---------- TEKS YANG DISEDIAKAN

Islam di Simpang Jalan

oleh Muhammad Asad

 

Indeks Islam | Indeks Artikel | Tentang Pengarang


ISNET Homepage | MEDIA Homepage | Program Kerja | Koleksi | Anggota

7. JIWA SUNNAH

Hampir sama pentingnya dengan pembenaran formal daripada Sunnah, yaitu tentang sahnya Hadits, atas dasar pembuktian-pembuktian tentang dapat dipercayainya Hadits secara historik, adalah pertanyaan tentang pembenaran spiritual batinnya. Mengapa maka pelaksanaan praktis Sunnah harus dipandang sebagai sesuatu yang tidak boleh dielakkan untuk satu kehidupan dalam pengertian Islam yang sebenarnya? Tidak adakah jalan lain menuju realitas Islam selain melalui sistem luas tentang tindakan-tindakan dan kebiasaan-kebiasaan, tentang perintah-perintah dan larangan-larangan, sebagian daripadanya bersifat sepele, tetapi seluruhnya berasal dari teladan hidup Nabi? Tiada ragu, beliau adalah seorang yang paling besar; tetapi tidakkah keharusan meniru kehidupannya dalam segala detail-detail formalnya merupakan satu pelanggaran terhadap kebebasan individual dari keperibadian manusia? Ini adalah satu keberatan lama yang sering dikemukakan pengeritik-pengeritik terhadap Islam yang tidak bersikap bersahabat; bahwa perlunya mengikuti Sunnah dengan keras adalah satu dari sebab-sebab pokok kemunduran dunia Islam berikutnya, karena sikap semacam itu dikira lambat laun melanggar batas kebebasan tindakan manusia dan perkembangan masyarakat secara alami. Adalah yang paling penting bagi masa depan Islam apakah kita sanggup membantah keberatan ini atau tidak. Sikap kita terhadap masalah Sunnah akan menentukan sikap masa depan kita kepada Islam.

--------------------
---------- DATA YANG DISEDIAKAN

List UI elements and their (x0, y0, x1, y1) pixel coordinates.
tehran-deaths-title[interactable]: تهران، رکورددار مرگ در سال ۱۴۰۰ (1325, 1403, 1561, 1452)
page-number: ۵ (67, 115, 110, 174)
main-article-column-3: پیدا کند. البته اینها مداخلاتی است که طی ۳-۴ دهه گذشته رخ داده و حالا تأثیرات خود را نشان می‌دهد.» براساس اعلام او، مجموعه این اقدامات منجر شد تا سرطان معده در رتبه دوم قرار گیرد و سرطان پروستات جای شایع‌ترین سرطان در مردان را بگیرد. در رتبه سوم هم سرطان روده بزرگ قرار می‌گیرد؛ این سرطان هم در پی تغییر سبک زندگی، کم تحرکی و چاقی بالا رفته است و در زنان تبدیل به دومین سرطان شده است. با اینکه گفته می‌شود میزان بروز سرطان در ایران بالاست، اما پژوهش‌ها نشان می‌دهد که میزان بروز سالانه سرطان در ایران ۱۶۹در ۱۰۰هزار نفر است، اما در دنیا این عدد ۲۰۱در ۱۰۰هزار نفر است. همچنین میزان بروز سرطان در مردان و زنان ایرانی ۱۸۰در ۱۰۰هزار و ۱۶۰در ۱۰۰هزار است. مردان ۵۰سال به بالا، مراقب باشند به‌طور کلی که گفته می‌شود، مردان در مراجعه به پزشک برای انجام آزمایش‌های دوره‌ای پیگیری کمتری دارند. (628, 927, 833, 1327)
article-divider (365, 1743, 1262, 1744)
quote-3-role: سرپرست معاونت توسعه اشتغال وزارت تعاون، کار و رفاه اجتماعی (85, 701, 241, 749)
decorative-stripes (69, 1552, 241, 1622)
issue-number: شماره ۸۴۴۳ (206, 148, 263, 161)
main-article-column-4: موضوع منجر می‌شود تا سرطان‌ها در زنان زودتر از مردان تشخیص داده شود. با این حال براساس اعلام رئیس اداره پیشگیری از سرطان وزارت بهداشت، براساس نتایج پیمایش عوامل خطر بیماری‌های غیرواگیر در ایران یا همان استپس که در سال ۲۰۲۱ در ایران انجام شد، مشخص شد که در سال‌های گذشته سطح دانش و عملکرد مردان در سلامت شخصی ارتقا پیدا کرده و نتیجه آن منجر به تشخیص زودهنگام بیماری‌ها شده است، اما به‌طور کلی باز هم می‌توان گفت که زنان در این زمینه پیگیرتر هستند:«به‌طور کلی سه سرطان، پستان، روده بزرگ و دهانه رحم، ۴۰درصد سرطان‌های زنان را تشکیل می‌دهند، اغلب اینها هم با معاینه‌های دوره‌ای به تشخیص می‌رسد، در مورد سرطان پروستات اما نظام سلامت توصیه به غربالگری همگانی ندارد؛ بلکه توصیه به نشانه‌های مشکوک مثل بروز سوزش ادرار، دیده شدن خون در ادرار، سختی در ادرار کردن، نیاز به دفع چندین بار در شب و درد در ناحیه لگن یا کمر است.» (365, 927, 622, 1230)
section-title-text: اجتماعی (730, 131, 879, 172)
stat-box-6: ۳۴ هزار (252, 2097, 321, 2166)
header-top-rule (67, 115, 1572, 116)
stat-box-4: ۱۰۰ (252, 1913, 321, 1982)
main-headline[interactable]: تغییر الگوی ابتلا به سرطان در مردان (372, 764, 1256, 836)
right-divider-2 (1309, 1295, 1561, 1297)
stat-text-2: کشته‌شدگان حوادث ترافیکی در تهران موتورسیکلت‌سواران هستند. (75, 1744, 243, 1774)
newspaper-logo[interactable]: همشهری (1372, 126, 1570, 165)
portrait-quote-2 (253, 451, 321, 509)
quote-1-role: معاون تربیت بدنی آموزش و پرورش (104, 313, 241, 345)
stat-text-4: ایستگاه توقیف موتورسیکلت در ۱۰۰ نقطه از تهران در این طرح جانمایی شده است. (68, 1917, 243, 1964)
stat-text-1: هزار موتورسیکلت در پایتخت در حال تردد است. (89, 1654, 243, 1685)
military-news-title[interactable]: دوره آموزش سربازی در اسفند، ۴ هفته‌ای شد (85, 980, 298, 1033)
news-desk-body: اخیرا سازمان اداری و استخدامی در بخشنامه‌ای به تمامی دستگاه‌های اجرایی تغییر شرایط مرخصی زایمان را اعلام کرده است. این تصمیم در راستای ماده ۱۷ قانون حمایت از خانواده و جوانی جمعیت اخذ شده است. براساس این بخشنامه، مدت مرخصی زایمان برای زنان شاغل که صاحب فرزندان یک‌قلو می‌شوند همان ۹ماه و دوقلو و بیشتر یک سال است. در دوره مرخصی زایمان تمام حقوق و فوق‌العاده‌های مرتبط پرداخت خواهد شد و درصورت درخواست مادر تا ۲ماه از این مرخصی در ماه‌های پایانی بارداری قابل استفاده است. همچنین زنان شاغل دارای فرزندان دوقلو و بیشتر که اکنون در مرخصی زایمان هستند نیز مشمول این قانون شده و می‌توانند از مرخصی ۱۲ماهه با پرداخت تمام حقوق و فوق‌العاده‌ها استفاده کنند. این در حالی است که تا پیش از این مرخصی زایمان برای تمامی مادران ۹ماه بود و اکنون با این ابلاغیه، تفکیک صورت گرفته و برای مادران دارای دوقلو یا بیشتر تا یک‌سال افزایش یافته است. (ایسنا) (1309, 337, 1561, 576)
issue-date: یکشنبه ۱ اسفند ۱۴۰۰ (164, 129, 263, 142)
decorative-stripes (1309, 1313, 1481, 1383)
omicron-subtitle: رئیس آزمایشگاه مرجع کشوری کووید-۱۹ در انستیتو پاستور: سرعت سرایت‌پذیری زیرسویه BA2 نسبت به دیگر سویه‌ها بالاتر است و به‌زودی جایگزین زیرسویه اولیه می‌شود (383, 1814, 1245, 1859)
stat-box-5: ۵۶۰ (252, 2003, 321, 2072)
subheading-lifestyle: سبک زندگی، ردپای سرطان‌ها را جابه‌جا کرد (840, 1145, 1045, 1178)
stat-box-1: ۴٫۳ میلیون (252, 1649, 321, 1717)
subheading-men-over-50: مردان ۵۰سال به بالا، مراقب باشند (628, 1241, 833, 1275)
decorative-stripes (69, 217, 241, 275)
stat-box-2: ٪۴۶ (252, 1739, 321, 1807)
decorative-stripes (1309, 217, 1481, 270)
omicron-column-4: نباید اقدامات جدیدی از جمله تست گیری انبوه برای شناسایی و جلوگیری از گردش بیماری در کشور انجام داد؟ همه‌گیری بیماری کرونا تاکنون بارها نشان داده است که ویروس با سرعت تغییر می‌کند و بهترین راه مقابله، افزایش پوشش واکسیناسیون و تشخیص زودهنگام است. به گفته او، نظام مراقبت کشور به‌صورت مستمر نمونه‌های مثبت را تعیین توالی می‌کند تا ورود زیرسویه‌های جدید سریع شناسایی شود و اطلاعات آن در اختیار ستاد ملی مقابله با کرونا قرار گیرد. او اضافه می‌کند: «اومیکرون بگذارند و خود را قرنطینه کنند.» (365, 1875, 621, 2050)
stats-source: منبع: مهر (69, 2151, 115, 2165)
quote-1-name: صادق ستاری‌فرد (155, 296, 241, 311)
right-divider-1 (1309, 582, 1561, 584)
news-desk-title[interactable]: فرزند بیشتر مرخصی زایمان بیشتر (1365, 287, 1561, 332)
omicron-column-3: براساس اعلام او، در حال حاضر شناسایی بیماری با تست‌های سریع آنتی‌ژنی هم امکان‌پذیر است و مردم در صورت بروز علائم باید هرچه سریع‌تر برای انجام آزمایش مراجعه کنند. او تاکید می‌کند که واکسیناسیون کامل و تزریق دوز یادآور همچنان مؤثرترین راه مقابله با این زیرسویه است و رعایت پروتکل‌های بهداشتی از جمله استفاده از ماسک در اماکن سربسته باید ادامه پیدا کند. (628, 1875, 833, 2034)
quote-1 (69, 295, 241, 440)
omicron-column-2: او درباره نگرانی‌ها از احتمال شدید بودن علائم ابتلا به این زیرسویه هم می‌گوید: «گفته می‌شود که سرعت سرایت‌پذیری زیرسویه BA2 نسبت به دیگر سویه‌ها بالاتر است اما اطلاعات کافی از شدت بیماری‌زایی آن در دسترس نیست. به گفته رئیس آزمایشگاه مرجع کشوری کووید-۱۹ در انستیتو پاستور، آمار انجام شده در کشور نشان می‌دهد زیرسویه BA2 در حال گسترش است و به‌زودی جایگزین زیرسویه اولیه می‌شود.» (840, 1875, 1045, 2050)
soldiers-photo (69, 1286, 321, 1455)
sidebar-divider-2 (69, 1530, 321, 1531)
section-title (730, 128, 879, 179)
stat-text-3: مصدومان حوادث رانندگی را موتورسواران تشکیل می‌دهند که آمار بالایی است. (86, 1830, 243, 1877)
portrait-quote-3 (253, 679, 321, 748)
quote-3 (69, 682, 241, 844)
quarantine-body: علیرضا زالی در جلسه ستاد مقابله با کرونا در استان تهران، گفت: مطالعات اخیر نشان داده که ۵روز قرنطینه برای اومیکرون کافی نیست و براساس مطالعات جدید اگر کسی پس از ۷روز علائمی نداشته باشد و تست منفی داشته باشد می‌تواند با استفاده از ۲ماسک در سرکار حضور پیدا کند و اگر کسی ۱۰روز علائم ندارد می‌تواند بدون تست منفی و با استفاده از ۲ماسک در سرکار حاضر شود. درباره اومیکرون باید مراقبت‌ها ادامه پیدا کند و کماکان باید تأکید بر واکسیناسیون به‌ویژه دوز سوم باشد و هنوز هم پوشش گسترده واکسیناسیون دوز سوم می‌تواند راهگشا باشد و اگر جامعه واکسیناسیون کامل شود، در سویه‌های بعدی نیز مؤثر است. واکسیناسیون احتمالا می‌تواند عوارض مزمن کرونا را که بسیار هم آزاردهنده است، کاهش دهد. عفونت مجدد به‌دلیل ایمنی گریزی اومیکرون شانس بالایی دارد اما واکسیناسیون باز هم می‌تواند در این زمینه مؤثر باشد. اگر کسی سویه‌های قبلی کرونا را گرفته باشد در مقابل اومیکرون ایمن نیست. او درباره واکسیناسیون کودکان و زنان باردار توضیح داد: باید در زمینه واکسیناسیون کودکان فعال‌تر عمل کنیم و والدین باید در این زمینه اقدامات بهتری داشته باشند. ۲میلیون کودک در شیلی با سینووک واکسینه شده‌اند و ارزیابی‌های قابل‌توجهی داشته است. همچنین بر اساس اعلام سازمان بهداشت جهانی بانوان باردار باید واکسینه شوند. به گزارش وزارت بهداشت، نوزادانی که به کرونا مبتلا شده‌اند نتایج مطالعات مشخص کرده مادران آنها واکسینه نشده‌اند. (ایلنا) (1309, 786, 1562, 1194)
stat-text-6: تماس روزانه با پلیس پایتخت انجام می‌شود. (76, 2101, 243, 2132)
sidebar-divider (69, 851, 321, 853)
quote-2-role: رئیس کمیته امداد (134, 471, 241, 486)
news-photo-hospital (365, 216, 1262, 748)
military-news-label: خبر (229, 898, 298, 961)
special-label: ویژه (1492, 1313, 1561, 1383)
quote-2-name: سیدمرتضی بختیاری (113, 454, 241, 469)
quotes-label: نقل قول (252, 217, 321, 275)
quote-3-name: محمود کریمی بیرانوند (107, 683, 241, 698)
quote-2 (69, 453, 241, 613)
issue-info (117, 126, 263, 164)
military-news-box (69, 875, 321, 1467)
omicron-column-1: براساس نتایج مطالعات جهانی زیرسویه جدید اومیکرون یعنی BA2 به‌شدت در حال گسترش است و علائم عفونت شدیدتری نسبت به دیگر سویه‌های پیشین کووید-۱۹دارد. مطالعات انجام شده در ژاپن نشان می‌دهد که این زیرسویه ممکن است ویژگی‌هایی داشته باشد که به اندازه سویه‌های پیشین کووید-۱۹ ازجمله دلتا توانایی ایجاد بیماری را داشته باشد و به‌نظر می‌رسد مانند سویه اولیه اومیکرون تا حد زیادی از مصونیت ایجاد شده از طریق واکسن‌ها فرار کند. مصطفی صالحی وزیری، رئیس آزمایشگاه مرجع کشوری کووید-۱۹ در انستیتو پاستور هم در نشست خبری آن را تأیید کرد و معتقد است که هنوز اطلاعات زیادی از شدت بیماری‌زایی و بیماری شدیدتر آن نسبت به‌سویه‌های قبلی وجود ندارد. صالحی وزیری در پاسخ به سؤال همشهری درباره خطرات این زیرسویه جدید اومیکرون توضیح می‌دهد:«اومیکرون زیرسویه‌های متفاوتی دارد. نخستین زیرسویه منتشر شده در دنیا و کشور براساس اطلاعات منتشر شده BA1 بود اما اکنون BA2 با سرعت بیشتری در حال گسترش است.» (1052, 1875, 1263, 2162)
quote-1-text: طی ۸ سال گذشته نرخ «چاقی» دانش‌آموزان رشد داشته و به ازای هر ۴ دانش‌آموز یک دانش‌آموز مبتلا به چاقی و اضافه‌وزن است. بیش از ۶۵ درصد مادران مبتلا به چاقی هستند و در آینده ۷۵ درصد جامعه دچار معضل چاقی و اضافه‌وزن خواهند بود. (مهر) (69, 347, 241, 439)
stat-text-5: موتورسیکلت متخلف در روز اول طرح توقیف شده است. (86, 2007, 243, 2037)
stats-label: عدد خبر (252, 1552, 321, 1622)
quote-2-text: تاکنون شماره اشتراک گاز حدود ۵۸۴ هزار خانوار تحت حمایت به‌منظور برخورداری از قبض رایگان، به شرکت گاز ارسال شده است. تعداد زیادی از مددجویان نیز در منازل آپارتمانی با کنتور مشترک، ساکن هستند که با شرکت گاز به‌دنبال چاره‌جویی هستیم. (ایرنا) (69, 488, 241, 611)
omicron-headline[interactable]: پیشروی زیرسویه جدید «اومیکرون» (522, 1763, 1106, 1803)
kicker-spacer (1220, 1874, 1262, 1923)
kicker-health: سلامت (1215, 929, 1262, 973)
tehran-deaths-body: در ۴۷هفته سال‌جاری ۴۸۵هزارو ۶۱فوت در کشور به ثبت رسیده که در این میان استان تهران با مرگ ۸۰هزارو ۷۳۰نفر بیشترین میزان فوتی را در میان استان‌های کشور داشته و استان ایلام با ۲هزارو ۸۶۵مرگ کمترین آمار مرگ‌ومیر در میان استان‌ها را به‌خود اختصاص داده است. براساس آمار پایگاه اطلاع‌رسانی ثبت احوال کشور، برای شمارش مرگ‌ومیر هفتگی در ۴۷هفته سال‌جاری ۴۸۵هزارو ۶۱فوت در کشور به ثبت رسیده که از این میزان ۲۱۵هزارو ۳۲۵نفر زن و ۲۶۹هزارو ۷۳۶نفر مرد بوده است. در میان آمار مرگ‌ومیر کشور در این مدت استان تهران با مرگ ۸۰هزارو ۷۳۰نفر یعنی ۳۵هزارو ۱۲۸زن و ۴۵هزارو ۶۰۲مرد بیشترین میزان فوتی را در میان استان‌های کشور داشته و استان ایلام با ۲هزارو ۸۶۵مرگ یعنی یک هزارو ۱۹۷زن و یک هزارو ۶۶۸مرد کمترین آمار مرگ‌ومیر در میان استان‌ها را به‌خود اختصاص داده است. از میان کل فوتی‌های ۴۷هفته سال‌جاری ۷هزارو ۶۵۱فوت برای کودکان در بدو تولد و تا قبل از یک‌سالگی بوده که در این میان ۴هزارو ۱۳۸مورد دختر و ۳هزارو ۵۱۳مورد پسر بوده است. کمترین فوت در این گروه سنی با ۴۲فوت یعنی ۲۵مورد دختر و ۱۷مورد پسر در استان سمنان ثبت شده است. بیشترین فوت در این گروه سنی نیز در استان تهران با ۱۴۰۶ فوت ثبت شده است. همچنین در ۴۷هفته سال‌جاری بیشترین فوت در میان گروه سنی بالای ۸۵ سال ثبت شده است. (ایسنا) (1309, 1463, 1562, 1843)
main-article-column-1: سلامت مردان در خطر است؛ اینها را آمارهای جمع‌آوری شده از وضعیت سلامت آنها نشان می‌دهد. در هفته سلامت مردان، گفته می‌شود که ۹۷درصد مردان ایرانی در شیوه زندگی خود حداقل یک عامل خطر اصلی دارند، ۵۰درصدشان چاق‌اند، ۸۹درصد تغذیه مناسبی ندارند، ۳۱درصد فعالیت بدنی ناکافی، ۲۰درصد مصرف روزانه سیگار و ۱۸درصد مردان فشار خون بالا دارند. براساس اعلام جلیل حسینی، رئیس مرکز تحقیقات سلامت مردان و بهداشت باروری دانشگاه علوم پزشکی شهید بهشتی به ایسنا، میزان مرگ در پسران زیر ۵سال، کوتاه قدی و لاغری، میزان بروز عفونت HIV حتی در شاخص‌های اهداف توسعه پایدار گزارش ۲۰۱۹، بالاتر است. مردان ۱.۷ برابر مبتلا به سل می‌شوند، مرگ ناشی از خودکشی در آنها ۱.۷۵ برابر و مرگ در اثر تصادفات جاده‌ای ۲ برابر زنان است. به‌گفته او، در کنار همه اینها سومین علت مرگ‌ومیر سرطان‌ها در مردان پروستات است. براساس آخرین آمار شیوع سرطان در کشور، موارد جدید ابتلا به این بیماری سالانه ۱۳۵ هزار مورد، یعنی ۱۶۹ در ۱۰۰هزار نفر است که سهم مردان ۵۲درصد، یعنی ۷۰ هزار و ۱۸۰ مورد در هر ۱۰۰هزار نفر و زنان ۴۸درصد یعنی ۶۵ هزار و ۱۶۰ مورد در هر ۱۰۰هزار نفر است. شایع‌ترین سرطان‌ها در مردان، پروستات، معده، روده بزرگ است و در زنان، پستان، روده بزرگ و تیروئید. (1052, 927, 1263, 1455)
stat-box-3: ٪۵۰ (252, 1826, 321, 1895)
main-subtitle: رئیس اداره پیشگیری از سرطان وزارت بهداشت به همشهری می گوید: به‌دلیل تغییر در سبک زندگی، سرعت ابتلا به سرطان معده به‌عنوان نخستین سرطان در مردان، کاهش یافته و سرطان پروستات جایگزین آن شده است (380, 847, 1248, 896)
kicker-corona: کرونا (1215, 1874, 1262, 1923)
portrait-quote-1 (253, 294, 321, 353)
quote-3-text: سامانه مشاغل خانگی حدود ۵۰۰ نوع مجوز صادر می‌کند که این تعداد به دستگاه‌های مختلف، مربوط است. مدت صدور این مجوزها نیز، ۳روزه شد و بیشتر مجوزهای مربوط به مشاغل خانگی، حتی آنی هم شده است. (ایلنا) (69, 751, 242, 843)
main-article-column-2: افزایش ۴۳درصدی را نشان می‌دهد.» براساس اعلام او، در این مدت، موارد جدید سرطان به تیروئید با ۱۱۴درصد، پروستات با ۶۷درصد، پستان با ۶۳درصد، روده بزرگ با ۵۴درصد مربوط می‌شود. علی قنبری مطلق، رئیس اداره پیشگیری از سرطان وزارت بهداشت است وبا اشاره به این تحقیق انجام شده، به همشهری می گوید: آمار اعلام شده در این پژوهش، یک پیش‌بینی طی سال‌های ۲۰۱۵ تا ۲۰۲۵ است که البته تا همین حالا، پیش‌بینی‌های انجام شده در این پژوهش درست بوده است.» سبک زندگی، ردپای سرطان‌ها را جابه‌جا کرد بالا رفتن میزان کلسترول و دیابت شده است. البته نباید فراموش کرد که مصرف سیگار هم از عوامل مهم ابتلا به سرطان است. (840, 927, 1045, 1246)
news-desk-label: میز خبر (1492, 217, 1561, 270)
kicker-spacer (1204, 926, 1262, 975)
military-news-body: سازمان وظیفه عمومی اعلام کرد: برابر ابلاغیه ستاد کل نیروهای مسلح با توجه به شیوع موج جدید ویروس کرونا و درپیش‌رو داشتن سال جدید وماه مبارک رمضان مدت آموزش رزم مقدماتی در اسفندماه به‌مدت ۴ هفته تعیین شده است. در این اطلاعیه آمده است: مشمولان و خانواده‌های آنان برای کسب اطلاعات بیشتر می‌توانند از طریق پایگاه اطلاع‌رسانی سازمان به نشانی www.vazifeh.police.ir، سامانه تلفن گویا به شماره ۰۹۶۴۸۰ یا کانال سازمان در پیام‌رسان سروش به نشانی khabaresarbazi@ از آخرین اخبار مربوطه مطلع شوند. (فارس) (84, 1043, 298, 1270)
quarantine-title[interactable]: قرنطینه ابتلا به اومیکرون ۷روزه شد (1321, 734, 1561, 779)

--------------------

• [PETUNJUK ANDA] Tuliskan kembali seluruh teks yang disediakan tanpa mengubah satu kata pun.

• [JAWABAN LATIHAN]
Islam di Simpang Jalan

oleh Muhammad Asad

 

Indeks Islam | Indeks Artikel | Tentang Pengarang


ISNET Homepage | MEDIA Homepage | Program Kerja | Koleksi | Anggota

7. JIWA SUNNAH

Hampir sama pentingnya dengan pembenaran formal daripada Sunnah, yaitu tentang sahnya Hadits, atas dasar pembuktian-pembuktian tentang dapat dipercayainya Hadits secara historik, adalah pertanyaan tentang pembenaran spiritual batinnya. Mengapa maka pelaksanaan praktis Sunnah harus dipandang sebagai sesuatu yang tidak boleh dielakkan untuk satu kehidupan dalam pengertian Islam yang sebenarnya? Tidak adakah jalan lain menuju realitas Islam selain melalui sistem luas tentang tindakan-tindakan dan kebiasaan-kebiasaan, tentang perintah-perintah dan larangan-larangan, sebagian daripadanya bersifat sepele, tetapi seluruhnya berasal dari teladan hidup Nabi? Tiada ragu, beliau adalah seorang yang paling besar; tetapi tidakkah keharusan meniru kehidupannya dalam segala detail-detail formalnya merupakan satu pelanggaran terhadap kebebasan individual dari keperibadian manusia? Ini adalah satu keberatan lama yang sering dikemukakan pengeritik-pengeritik terhadap Islam yang tidak bersikap bersahabat; bahwa perlunya mengikuti Sunnah dengan keras adalah satu dari sebab-sebab pokok kemunduran dunia Islam berikutnya, karena sikap semacam itu dikira lambat laun melanggar batas kebebasan tindakan manusia dan perkembangan masyarakat secara alami. Adalah yang paling penting bagi masa depan Islam apakah kita sanggup membantah keberatan ini atau tidak. Sikap kita terhadap masalah Sunnah akan menentukan sikap masa depan kita kepada Islam.